Extracted information =>

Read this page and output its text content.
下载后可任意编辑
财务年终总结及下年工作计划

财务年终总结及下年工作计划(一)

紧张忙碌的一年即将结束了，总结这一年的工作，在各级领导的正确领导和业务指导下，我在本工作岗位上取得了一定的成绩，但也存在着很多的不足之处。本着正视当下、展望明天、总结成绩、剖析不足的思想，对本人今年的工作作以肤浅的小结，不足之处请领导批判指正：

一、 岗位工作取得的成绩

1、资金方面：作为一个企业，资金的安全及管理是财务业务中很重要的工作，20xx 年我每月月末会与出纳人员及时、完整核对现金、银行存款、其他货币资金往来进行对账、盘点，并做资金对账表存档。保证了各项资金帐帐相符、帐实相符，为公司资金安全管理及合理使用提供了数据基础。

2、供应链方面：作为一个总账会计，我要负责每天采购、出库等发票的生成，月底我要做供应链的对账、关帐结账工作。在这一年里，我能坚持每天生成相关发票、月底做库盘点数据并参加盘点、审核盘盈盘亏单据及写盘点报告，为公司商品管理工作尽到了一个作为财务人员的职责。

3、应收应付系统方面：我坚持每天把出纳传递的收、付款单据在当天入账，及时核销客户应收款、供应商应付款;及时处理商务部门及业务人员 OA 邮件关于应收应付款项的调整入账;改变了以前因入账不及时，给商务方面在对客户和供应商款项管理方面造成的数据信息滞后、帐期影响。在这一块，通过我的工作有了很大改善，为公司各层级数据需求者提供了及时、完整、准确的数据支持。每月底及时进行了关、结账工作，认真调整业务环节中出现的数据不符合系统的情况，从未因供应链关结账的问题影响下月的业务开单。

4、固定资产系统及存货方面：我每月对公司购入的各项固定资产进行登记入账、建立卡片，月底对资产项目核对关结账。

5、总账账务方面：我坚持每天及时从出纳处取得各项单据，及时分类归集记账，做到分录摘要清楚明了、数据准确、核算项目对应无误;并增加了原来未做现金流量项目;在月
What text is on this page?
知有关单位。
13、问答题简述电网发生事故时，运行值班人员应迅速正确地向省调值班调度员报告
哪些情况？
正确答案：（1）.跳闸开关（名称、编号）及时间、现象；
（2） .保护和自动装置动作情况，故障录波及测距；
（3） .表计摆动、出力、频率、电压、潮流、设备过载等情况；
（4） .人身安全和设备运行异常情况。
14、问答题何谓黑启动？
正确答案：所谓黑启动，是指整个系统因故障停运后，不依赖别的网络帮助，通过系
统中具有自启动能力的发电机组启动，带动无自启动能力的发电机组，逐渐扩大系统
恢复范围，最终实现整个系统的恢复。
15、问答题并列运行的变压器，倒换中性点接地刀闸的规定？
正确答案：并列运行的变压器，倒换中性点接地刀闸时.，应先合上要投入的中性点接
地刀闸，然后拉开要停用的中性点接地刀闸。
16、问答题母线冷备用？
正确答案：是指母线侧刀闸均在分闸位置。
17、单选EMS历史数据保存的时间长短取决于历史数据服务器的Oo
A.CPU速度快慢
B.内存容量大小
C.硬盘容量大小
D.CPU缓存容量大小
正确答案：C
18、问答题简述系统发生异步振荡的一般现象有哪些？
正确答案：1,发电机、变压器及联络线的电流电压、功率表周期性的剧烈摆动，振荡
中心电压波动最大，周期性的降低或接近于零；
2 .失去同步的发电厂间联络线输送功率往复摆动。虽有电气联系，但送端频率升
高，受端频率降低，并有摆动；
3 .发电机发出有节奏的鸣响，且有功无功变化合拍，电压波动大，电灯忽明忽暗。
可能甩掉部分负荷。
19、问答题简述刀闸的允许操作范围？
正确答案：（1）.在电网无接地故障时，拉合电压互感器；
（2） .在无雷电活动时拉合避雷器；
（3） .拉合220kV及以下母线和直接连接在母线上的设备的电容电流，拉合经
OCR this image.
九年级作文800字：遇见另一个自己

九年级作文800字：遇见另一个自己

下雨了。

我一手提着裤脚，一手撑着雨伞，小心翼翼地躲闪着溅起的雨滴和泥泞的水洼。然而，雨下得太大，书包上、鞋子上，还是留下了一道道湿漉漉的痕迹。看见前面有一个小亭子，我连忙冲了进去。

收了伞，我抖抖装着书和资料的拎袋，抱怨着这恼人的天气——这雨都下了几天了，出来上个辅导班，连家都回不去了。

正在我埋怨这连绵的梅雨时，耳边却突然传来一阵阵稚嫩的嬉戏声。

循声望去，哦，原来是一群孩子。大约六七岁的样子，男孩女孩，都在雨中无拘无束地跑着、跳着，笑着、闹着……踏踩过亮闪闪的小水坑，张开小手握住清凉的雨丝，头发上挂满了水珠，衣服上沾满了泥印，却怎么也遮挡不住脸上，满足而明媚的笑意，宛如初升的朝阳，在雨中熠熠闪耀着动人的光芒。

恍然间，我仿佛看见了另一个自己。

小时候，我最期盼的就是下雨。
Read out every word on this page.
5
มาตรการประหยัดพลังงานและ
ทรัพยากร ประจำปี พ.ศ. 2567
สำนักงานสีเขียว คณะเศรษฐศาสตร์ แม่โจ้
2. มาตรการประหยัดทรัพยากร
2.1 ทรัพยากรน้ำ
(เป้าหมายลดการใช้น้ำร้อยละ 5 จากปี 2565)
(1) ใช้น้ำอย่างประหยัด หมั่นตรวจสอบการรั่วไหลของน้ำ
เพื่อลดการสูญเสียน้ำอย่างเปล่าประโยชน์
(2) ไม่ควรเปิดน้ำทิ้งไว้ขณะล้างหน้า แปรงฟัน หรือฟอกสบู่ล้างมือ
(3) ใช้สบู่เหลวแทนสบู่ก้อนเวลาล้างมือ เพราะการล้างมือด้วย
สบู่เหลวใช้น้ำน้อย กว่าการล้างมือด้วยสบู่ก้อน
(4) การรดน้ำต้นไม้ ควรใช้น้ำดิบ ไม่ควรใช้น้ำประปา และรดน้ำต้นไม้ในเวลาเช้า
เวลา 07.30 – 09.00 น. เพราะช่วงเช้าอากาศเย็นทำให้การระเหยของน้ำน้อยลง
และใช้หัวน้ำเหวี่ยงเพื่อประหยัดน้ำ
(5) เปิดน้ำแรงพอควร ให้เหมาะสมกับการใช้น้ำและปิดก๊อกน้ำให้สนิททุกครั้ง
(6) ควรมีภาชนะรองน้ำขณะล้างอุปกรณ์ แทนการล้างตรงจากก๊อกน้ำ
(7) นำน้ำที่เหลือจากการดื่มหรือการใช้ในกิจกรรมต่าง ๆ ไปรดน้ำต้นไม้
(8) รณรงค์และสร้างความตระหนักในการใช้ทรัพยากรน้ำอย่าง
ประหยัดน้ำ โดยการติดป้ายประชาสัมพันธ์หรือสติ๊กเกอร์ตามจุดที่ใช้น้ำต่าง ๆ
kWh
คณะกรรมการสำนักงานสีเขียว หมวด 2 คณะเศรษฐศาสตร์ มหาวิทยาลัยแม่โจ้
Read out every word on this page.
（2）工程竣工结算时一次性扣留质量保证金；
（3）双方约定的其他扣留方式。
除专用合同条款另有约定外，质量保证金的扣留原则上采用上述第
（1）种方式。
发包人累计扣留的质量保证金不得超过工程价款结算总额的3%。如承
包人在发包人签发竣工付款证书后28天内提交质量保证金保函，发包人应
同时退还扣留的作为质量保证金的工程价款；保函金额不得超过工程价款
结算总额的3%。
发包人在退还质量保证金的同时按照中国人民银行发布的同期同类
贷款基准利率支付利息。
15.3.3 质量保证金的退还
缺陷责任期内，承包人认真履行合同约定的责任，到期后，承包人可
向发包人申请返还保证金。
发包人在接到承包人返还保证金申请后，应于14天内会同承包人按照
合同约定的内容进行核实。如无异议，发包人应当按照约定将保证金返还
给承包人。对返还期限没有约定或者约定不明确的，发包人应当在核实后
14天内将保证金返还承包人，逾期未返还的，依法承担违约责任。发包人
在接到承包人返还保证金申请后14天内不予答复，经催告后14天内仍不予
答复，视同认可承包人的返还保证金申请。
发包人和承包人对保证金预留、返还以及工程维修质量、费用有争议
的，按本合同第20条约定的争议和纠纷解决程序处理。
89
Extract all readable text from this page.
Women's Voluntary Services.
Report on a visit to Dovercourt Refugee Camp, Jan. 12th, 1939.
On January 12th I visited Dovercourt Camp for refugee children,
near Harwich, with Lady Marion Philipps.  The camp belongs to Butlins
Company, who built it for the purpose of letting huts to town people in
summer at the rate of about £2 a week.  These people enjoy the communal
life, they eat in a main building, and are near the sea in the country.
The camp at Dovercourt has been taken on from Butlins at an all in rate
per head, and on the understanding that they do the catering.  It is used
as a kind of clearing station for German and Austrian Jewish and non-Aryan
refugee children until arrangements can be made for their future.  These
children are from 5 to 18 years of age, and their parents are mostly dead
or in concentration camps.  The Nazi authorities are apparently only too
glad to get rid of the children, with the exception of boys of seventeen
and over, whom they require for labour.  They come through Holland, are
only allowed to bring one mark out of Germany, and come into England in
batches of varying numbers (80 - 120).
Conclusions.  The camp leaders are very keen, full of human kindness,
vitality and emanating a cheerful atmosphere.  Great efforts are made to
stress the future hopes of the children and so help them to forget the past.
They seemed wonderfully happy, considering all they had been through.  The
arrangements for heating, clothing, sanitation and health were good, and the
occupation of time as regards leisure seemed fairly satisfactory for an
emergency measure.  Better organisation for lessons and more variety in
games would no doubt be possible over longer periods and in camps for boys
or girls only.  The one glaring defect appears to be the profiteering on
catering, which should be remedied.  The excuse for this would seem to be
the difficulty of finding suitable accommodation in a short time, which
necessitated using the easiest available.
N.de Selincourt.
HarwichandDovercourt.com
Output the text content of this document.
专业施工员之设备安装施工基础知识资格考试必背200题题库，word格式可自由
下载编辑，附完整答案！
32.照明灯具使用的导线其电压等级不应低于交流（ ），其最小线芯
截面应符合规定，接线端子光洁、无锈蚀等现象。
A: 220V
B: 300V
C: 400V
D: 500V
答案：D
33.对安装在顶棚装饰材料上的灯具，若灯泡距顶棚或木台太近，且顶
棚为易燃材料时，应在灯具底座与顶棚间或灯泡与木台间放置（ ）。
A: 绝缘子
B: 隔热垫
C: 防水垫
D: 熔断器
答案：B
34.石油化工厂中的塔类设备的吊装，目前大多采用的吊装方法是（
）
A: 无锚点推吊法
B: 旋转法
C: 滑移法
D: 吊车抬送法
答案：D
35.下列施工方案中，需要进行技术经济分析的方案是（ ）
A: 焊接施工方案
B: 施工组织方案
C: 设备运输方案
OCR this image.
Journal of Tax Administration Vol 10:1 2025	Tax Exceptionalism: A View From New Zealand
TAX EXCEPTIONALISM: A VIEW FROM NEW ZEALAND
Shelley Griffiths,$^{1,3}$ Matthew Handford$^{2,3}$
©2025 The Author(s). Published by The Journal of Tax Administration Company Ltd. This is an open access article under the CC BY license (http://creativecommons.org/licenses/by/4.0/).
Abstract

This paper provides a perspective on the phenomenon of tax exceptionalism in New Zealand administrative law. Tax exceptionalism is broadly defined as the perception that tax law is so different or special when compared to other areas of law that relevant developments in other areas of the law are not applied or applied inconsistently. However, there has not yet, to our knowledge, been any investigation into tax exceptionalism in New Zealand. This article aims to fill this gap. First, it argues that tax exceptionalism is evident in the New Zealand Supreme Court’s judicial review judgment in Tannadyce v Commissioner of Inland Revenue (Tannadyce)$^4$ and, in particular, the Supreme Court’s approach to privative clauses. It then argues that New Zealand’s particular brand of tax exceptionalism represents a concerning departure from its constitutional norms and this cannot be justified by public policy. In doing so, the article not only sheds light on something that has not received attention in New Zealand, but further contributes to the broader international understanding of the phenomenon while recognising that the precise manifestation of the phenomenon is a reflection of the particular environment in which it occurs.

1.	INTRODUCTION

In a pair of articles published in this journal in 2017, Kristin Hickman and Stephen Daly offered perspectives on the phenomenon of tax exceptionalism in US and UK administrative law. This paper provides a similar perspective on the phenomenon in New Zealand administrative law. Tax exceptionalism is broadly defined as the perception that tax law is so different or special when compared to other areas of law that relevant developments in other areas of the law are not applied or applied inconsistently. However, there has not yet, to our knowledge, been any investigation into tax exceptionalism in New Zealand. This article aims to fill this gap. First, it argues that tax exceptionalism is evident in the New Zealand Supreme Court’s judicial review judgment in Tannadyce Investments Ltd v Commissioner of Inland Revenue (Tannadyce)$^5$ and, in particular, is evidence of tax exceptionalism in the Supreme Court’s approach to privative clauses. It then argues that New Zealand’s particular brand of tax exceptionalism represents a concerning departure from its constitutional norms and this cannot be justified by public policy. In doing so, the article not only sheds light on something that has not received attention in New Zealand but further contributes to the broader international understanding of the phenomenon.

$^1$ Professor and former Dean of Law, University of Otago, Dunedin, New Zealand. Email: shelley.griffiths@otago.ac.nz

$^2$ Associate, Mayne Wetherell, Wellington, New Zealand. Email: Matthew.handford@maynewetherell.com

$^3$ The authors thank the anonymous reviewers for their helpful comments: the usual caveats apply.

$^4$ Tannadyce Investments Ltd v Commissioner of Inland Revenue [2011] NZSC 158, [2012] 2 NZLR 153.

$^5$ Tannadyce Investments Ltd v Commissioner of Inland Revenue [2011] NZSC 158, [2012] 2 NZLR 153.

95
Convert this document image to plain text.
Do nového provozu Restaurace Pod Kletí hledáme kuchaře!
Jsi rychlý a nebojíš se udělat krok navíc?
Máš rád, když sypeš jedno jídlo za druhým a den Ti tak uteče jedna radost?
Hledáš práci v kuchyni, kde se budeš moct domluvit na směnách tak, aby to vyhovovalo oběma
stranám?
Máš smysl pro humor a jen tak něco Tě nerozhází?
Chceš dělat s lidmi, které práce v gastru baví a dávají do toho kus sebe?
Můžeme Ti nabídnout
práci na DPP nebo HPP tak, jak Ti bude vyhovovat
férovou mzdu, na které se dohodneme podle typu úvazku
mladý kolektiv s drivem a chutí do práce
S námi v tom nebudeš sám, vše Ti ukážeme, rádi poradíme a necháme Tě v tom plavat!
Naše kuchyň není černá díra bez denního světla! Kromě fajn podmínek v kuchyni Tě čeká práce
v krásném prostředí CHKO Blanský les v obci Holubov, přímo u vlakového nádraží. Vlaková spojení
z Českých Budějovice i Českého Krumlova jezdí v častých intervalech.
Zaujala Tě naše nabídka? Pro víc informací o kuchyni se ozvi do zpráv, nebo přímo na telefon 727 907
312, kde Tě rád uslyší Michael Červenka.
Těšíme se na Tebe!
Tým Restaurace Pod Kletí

Work to be completed =>
Check each line above for the word "catering", and copy the lines where it appears.

Answer below =>
per head, and on the understanding that they do the catering.  It is used
catering, which should be remedied.  The excuse for this would seem to be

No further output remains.